Rashaad Singleton

ES Radès
- Position: Center
- League: Championnat National A

Personal information
- Born: May 22, 1987 (age 38) St. Marys, Georgia, U.S.
- Listed height: 7 ft 0 in (2.13 m)
- Listed weight: 257 lb (117 kg)

Career information
- High school: Graceville (Graceville, Florida)
- College: Georgia (2005–2009)
- NBA draft: 2009: undrafted
- Playing career: 2009–present

Career history
- 2009–2010: Oita Heat Devils
- 2010–2011: ASU
- 2011–2012: Sendai 89ers
- 2012: Panteras de Aguascalientes
- 2013: Singapore Slingers
- 2013–2014: Al Morog
- 2014: Al-Wakrah
- 2015: Gigantes de Carolina
- 2015: Indios de Mayagüez
- 2017: TGE
- 2020–2021: Ezzahra Sports
- 2021–present: ES Radès

= Rashaad Singleton =

American basketball player

Donald Rashaad Singleton (born May 22, 1987) is an American basketball player who plays for ES Radès of the Championnat National A. Standing at , he plays as center. Singleton played four seasons of college basketball for Georgia, before turning professionally in 2009.

==Career==
On March 7, 2013, Singleton signed with the Singapore Slingers of the ASEAN Basketball League. He averaged 11.8 points and 10.4 rebounds per game in 11 ABL games.

In August 2013, Singleton signed in Japan with the Shimane Susanoo Magic. However, he left the team on August 22, before playing a game.

For the 2013–14 season, he signed with Al Morog in Libya. Here, he averaged 20.8 points, 17.4 rebounds and 4.2 blocks per game.

In November 2014, Singleton signed with Al-Wakrah SC in Qatar.

In February 2020, Singleton signed with GNBC in Madagascar to play in the inaugural season of the Basketball Africa League (BAL). However, the season was postponed due to the COVID-19 pandemic.

Bounding box prediction data
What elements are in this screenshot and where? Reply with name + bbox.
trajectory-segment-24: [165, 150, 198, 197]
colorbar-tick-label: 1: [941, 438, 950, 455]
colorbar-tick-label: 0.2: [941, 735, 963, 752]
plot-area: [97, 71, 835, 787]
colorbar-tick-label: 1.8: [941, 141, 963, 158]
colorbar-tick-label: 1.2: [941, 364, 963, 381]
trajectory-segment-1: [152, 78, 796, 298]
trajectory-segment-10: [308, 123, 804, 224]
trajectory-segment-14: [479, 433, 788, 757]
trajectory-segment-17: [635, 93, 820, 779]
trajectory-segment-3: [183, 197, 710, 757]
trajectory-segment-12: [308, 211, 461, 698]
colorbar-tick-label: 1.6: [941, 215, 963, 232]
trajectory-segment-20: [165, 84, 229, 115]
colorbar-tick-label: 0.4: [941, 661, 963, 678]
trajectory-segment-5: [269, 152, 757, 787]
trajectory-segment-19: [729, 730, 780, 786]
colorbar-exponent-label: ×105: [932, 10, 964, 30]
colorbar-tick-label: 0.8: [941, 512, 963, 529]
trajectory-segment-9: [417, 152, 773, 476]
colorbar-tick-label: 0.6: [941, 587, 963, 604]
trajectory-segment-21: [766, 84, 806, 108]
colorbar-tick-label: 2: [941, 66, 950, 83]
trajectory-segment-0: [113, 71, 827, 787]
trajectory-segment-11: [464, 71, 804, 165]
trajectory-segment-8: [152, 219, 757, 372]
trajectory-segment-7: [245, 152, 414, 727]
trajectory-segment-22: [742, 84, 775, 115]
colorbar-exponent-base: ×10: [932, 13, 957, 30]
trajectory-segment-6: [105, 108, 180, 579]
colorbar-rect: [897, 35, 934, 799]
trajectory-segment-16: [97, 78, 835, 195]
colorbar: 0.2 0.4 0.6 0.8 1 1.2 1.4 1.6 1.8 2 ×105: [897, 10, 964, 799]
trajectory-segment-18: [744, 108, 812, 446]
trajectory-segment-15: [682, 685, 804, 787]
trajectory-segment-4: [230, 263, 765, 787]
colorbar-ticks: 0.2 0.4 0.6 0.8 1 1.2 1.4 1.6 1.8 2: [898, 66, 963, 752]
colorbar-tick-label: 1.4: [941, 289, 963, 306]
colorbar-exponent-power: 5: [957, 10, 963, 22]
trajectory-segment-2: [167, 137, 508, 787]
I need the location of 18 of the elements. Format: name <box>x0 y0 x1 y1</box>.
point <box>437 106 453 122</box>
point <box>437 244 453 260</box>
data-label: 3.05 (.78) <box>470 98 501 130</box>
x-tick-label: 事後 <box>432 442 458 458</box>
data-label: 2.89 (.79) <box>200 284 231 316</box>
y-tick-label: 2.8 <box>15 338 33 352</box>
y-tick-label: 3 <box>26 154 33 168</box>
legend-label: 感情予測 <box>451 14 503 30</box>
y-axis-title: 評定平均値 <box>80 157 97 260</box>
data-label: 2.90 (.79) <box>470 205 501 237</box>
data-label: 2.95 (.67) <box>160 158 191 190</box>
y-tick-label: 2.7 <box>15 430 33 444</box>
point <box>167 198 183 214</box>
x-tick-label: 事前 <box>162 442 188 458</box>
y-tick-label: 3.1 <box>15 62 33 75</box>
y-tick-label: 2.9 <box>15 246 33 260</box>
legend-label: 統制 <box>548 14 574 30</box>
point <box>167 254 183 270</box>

Task description
In the biography of Rashaad Singleton, take the part that opens with the words "In August 2013, Singleton" and closes with "SC in Qatar.", and reproduce it with "Libya" swapped for "Tunisia".

Answer box
In August 2013, Singleton signed in Japan with the Shimane Susanoo Magic. However, he left the team on August 22, before playing a game.

For the 2013–14 season, he signed with Al Morog in Tunisia. Here, he averaged 20.8 points, 17.4 rebounds and 4.2 blocks per game.

In November 2014, Singleton signed with Al-Wakrah SC in Qatar.